§ Problem
Write the full listing out again, keeping every line exactly as it is.

○ ○ ○ ○

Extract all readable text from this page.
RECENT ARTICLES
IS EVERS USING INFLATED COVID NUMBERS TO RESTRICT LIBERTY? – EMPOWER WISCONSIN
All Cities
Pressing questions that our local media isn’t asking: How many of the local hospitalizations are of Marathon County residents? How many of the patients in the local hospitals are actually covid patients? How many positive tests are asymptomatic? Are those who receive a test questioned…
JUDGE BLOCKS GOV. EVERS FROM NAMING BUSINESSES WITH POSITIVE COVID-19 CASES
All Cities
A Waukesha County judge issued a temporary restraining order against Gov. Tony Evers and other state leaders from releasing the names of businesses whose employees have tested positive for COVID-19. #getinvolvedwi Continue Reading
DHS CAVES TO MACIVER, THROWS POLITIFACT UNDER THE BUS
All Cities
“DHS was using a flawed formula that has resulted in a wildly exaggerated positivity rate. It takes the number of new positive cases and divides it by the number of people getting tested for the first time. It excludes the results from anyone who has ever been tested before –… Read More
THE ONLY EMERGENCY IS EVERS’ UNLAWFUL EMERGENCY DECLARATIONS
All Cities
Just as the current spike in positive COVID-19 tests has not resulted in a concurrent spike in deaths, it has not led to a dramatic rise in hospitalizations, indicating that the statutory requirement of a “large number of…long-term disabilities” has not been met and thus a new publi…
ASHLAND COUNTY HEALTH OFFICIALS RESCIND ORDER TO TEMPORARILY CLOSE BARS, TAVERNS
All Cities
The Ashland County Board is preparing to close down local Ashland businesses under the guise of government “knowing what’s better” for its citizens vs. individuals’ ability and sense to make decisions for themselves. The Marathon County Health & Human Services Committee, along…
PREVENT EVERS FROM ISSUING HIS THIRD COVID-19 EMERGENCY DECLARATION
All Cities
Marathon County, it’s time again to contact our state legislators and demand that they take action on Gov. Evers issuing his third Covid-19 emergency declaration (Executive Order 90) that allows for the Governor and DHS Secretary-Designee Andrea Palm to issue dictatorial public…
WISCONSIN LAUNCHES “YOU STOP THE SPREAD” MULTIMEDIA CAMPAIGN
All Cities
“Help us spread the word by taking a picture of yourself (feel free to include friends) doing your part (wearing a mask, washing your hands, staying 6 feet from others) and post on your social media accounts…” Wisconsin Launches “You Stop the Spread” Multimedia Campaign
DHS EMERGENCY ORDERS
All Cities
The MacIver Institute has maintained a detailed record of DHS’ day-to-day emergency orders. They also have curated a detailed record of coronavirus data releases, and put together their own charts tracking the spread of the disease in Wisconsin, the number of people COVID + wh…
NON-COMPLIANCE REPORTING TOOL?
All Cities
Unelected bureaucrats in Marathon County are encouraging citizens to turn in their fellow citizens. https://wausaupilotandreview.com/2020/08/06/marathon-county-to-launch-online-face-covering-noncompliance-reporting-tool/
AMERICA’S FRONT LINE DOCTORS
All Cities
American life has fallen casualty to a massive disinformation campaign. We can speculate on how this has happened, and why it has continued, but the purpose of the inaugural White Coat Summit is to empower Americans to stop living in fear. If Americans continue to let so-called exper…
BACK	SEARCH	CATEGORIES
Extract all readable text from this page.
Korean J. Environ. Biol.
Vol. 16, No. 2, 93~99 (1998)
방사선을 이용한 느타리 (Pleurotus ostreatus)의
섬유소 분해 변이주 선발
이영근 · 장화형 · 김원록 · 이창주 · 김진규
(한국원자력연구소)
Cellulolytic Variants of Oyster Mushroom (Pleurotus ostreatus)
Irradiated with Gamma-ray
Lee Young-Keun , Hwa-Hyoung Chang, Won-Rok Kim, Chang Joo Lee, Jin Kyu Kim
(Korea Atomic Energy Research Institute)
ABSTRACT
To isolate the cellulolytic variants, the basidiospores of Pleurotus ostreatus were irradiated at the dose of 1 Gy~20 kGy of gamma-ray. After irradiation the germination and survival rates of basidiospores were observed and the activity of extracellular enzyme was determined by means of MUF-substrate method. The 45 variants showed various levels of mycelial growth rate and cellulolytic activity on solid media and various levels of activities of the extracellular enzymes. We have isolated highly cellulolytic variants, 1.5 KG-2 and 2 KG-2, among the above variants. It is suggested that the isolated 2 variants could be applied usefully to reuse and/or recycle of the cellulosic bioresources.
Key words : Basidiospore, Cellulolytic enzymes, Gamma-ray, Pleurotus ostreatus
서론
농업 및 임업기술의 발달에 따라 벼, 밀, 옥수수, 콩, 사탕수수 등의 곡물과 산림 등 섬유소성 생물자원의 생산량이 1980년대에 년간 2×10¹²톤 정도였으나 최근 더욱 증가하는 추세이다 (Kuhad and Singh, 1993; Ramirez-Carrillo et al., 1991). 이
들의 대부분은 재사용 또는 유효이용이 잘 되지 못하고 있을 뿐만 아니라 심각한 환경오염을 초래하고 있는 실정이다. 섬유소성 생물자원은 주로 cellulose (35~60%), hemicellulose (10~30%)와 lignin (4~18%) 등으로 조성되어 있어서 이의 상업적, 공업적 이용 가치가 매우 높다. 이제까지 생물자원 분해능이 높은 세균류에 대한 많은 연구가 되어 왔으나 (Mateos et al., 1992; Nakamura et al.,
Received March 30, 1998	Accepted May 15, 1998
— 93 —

○ ○ ○ ○

§ Response to the task
Extract all readable text from this page.
RECENT ARTICLES
IS EVERS USING INFLATED COVID NUMBERS TO RESTRICT LIBERTY? – EMPOWER WISCONSIN
All Cities
Pressing questions that our local media isn’t asking: How many of the local hospitalizations are of Marathon County residents? How many of the patients in the local hospitals are actually covid patients? How many positive tests are asymptomatic? Are those who receive a test questioned…
JUDGE BLOCKS GOV. EVERS FROM NAMING BUSINESSES WITH POSITIVE COVID-19 CASES
All Cities
A Waukesha County judge issued a temporary restraining order against Gov. Tony Evers and other state leaders from releasing the names of businesses whose employees have tested positive for COVID-19. #getinvolvedwi Continue Reading
DHS CAVES TO MACIVER, THROWS POLITIFACT UNDER THE BUS
All Cities
“DHS was using a flawed formula that has resulted in a wildly exaggerated positivity rate. It takes the number of new positive cases and divides it by the number of people getting tested for the first time. It excludes the results from anyone who has ever been tested before –… Read More
THE ONLY EMERGENCY IS EVERS’ UNLAWFUL EMERGENCY DECLARATIONS
All Cities
Just as the current spike in positive COVID-19 tests has not resulted in a concurrent spike in deaths, it has not led to a dramatic rise in hospitalizations, indicating that the statutory requirement of a “large number of…long-term disabilities” has not been met and thus a new publi…
ASHLAND COUNTY HEALTH OFFICIALS RESCIND ORDER TO TEMPORARILY CLOSE BARS, TAVERNS
All Cities
The Ashland County Board is preparing to close down local Ashland businesses under the guise of government “knowing what’s better” for its citizens vs. individuals’ ability and sense to make decisions for themselves. The Marathon County Health & Human Services Committee, along…
PREVENT EVERS FROM ISSUING HIS THIRD COVID-19 EMERGENCY DECLARATION
All Cities
Marathon County, it’s time again to contact our state legislators and demand that they take action on Gov. Evers issuing his third Covid-19 emergency declaration (Executive Order 90) that allows for the Governor and DHS Secretary-Designee Andrea Palm to issue dictatorial public…
WISCONSIN LAUNCHES “YOU STOP THE SPREAD” MULTIMEDIA CAMPAIGN
All Cities
“Help us spread the word by taking a picture of yourself (feel free to include friends) doing your part (wearing a mask, washing your hands, staying 6 feet from others) and post on your social media accounts…” Wisconsin Launches “You Stop the Spread” Multimedia Campaign
DHS EMERGENCY ORDERS
All Cities
The MacIver Institute has maintained a detailed record of DHS’ day-to-day emergency orders. They also have curated a detailed record of coronavirus data releases, and put together their own charts tracking the spread of the disease in Wisconsin, the number of people COVID + wh…
NON-COMPLIANCE REPORTING TOOL?
All Cities
Unelected bureaucrats in Marathon County are encouraging citizens to turn in their fellow citizens. https://wausaupilotandreview.com/2020/08/06/marathon-county-to-launch-online-face-covering-noncompliance-reporting-tool/
AMERICA’S FRONT LINE DOCTORS
All Cities
American life has fallen casualty to a massive disinformation campaign. We can speculate on how this has happened, and why it has continued, but the purpose of the inaugural White Coat Summit is to empower Americans to stop living in fear. If Americans continue to let so-called exper…
BACK	SEARCH	CATEGORIES
Extract all readable text from this page.
Korean J. Environ. Biol.
Vol. 16, No. 2, 93~99 (1998)
방사선을 이용한 느타리 (Pleurotus ostreatus)의
섬유소 분해 변이주 선발
이영근 · 장화형 · 김원록 · 이창주 · 김진규
(한국원자력연구소)
Cellulolytic Variants of Oyster Mushroom (Pleurotus ostreatus)
Irradiated with Gamma-ray
Lee Young-Keun , Hwa-Hyoung Chang, Won-Rok Kim, Chang Joo Lee, Jin Kyu Kim
(Korea Atomic Energy Research Institute)
ABSTRACT
To isolate the cellulolytic variants, the basidiospores of Pleurotus ostreatus were irradiated at the dose of 1 Gy~20 kGy of gamma-ray. After irradiation the germination and survival rates of basidiospores were observed and the activity of extracellular enzyme was determined by means of MUF-substrate method. The 45 variants showed various levels of mycelial growth rate and cellulolytic activity on solid media and various levels of activities of the extracellular enzymes. We have isolated highly cellulolytic variants, 1.5 KG-2 and 2 KG-2, among the above variants. It is suggested that the isolated 2 variants could be applied usefully to reuse and/or recycle of the cellulosic bioresources.
Key words : Basidiospore, Cellulolytic enzymes, Gamma-ray, Pleurotus ostreatus
서론
농업 및 임업기술의 발달에 따라 벼, 밀, 옥수수, 콩, 사탕수수 등의 곡물과 산림 등 섬유소성 생물자원의 생산량이 1980년대에 년간 2×10¹²톤 정도였으나 최근 더욱 증가하는 추세이다 (Kuhad and Singh, 1993; Ramirez-Carrillo et al., 1991). 이
들의 대부분은 재사용 또는 유효이용이 잘 되지 못하고 있을 뿐만 아니라 심각한 환경오염을 초래하고 있는 실정이다. 섬유소성 생물자원은 주로 cellulose (35~60%), hemicellulose (10~30%)와 lignin (4~18%) 등으로 조성되어 있어서 이의 상업적, 공업적 이용 가치가 매우 높다. 이제까지 생물자원 분해능이 높은 세균류에 대한 많은 연구가 되어 왔으나 (Mateos et al., 1992; Nakamura et al.,
Received March 30, 1998	Accepted May 15, 1998
— 93 —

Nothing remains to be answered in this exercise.